* [INSTRUCTIONS TO FOLLOW]:
Lines that contain the string "атмосфере" are to be copied; leave out all others.

— START STORED ROWS —

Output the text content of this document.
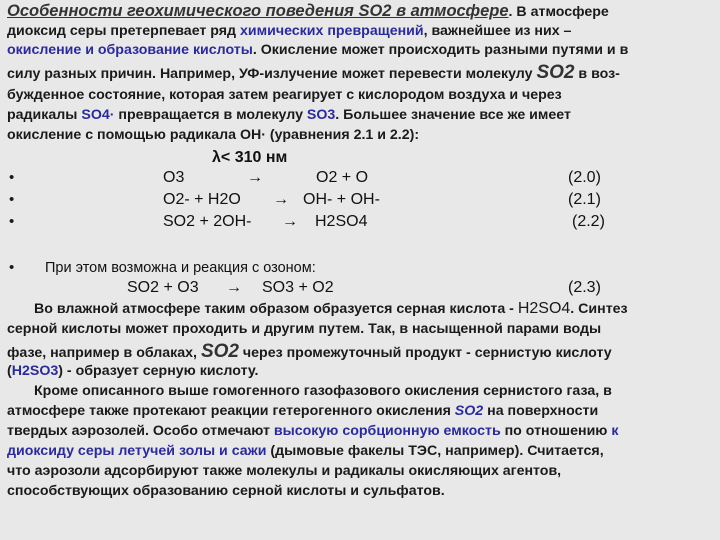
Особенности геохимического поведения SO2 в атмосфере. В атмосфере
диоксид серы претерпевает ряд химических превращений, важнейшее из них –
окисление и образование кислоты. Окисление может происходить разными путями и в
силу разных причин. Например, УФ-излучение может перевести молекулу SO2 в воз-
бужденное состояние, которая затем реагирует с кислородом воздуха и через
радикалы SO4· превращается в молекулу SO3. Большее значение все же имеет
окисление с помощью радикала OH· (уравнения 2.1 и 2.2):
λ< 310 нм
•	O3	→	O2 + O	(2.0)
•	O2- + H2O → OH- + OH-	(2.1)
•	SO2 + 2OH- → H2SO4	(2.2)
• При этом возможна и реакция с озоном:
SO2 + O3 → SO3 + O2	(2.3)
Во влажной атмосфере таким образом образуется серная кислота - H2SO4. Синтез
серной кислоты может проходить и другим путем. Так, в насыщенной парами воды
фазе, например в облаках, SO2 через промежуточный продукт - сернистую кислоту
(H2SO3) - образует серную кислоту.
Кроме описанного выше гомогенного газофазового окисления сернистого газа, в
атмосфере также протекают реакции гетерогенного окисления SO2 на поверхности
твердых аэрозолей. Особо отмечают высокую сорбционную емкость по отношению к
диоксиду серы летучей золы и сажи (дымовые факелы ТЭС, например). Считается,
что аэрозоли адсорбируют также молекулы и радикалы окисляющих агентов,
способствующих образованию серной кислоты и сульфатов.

— END STORED ROWS —

* [WRITTEN ANSWER]:
Особенности геохимического поведения SO2 в атмосфере. В атмосфере
Во влажной атмосфере таким образом образуется серная кислота - H2SO4. Синтез
атмосфере также протекают реакции гетерогенного окисления SO2 на поверхности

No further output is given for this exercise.